Element region listings
——

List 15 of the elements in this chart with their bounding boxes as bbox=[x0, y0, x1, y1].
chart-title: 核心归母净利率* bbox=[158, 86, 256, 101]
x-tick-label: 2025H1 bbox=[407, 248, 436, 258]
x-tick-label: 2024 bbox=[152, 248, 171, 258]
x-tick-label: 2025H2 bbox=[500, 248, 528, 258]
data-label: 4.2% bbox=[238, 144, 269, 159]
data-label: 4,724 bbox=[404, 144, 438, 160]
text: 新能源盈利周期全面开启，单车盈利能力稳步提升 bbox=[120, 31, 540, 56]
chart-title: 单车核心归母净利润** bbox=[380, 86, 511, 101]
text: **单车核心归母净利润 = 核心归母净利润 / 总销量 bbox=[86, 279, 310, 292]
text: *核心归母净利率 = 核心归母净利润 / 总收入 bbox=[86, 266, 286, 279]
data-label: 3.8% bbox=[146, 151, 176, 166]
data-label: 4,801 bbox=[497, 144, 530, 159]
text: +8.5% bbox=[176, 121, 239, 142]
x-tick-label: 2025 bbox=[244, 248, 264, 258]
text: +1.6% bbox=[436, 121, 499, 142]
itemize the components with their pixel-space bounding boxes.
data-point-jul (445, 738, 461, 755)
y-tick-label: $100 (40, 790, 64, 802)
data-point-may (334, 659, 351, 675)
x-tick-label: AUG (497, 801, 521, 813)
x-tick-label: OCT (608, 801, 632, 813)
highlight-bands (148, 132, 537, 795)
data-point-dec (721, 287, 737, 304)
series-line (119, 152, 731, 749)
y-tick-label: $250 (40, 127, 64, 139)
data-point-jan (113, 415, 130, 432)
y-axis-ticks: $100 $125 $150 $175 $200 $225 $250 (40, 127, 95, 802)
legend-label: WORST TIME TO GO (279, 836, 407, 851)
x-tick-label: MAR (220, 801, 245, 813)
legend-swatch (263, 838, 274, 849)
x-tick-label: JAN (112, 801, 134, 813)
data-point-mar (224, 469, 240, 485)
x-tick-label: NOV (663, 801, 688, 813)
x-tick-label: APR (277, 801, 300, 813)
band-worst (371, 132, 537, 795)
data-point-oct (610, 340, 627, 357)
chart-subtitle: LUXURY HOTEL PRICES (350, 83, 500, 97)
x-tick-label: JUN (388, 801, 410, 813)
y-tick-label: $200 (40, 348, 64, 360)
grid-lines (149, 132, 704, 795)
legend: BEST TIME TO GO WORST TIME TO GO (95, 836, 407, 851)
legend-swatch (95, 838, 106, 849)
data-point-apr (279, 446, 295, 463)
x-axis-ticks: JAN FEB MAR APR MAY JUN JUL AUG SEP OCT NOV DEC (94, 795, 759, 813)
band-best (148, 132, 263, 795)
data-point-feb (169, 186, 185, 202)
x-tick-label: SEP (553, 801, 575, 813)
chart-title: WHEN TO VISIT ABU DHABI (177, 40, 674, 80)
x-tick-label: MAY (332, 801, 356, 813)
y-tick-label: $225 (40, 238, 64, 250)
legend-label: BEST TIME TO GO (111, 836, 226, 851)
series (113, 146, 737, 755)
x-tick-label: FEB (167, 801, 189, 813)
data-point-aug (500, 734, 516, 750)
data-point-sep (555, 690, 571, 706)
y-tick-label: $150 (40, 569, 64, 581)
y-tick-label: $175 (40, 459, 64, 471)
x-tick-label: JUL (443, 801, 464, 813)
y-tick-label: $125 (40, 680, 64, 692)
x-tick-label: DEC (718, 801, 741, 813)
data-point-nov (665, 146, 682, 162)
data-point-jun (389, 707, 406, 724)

——

> [DESCRIPTION OF THE TASK] Copy the data from its start through the line holding "data-point-oct (610, 340, 627, 357)", inclusive, and swap "series-line" for "trend-line", leaving everything else unchanged.

> [EXERCISE ANSWER]
List 15 of the elements in this chart with their bounding boxes as bbox=[x0, y0, x1, y1].
chart-title: 核心归母净利率* bbox=[158, 86, 256, 101]
x-tick-label: 2025H1 bbox=[407, 248, 436, 258]
x-tick-label: 2024 bbox=[152, 248, 171, 258]
x-tick-label: 2025H2 bbox=[500, 248, 528, 258]
data-label: 4.2% bbox=[238, 144, 269, 159]
data-label: 4,724 bbox=[404, 144, 438, 160]
text: 新能源盈利周期全面开启，单车盈利能力稳步提升 bbox=[120, 31, 540, 56]
chart-title: 单车核心归母净利润** bbox=[380, 86, 511, 101]
text: **单车核心归母净利润 = 核心归母净利润 / 总销量 bbox=[86, 279, 310, 292]
text: *核心归母净利率 = 核心归母净利润 / 总收入 bbox=[86, 266, 286, 279]
data-label: 3.8% bbox=[146, 151, 176, 166]
data-label: 4,801 bbox=[497, 144, 530, 159]
text: +8.5% bbox=[176, 121, 239, 142]
x-tick-label: 2025 bbox=[244, 248, 264, 258]
text: +1.6% bbox=[436, 121, 499, 142]
itemize the components with their pixel-space bounding boxes.
data-point-jul (445, 738, 461, 755)
y-tick-label: $100 (40, 790, 64, 802)
data-point-may (334, 659, 351, 675)
x-tick-label: AUG (497, 801, 521, 813)
x-tick-label: OCT (608, 801, 632, 813)
highlight-bands (148, 132, 537, 795)
data-point-dec (721, 287, 737, 304)
trend-line (119, 152, 731, 749)
y-tick-label: $250 (40, 127, 64, 139)
data-point-jan (113, 415, 130, 432)
y-axis-ticks: $100 $125 $150 $175 $200 $225 $250 (40, 127, 95, 802)
legend-label: WORST TIME TO GO (279, 836, 407, 851)
x-tick-label: MAR (220, 801, 245, 813)
legend-swatch (263, 838, 274, 849)
x-tick-label: JAN (112, 801, 134, 813)
data-point-mar (224, 469, 240, 485)
x-tick-label: NOV (663, 801, 688, 813)
x-tick-label: APR (277, 801, 300, 813)
band-worst (371, 132, 537, 795)
data-point-oct (610, 340, 627, 357)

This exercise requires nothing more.